* BEGIN *
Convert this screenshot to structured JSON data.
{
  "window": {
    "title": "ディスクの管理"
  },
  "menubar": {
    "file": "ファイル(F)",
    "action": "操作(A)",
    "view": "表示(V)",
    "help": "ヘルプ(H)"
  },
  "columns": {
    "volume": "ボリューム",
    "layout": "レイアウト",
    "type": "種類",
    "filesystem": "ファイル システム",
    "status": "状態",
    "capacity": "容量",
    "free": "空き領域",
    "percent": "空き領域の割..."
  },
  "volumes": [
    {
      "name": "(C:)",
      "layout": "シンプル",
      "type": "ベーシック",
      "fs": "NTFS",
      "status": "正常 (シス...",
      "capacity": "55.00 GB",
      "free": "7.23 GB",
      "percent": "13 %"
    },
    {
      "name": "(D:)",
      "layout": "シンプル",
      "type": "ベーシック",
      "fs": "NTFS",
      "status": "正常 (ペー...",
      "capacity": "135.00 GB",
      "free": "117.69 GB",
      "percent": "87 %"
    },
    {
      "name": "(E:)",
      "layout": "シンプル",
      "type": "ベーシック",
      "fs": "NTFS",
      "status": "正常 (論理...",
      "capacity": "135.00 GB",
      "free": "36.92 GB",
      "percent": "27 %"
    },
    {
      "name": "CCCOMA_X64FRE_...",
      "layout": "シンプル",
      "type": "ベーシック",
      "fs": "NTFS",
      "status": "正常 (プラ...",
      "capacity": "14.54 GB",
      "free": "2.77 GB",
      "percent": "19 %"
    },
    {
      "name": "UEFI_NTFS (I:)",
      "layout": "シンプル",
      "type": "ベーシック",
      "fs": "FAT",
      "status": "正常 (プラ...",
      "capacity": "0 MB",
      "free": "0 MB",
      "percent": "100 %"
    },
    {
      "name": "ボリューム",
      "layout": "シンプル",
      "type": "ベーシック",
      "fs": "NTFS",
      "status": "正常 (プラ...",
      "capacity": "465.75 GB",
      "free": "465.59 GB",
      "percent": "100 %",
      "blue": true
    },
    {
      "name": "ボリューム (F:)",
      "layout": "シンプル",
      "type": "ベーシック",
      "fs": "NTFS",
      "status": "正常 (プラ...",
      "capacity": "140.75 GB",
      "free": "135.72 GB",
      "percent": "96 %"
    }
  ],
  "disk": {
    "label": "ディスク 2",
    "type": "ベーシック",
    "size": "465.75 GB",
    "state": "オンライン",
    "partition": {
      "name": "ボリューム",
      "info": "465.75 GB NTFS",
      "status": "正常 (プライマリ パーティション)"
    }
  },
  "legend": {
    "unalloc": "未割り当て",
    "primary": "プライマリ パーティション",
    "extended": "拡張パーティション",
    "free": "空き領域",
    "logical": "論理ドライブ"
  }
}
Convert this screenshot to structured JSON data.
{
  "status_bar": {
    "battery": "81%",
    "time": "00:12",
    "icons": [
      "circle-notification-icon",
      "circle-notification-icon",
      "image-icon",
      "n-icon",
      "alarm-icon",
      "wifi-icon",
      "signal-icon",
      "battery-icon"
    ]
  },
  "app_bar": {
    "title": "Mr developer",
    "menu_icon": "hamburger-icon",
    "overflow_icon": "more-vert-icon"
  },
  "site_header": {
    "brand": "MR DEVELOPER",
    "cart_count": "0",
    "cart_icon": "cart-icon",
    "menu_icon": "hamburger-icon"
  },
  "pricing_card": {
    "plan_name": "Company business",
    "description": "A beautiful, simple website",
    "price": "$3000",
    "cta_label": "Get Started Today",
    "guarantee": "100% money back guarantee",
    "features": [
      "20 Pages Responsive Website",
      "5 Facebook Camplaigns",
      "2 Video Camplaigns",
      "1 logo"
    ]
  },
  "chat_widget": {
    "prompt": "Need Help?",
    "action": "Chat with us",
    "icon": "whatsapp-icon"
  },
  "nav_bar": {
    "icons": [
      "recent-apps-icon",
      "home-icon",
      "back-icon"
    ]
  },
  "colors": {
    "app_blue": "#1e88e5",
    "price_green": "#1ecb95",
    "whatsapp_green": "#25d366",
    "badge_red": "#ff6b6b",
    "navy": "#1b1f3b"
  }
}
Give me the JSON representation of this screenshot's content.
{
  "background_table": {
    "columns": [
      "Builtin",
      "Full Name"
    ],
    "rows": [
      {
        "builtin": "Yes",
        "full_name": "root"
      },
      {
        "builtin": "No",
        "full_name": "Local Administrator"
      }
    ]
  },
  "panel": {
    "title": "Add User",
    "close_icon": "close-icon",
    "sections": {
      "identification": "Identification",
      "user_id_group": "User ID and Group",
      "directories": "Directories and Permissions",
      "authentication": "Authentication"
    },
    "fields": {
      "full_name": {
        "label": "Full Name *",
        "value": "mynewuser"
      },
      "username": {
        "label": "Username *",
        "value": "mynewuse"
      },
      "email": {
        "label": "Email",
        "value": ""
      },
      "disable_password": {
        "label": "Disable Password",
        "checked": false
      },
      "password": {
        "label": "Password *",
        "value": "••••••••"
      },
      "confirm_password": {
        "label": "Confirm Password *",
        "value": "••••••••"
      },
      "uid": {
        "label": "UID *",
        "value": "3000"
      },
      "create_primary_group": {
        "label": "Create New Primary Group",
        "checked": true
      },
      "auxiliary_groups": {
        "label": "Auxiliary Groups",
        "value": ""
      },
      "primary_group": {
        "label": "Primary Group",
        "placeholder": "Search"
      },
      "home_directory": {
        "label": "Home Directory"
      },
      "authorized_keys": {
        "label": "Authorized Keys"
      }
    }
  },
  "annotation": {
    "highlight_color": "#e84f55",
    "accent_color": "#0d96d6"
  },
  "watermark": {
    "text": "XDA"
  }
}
* END *
» **To be done**
Where a line above contains the word "ボリューム", copy that line.

» **Task solution**
    "volume": "ボリューム",
      "name": "ボリューム",
      "name": "ボリューム (F:)",
      "name": "ボリューム",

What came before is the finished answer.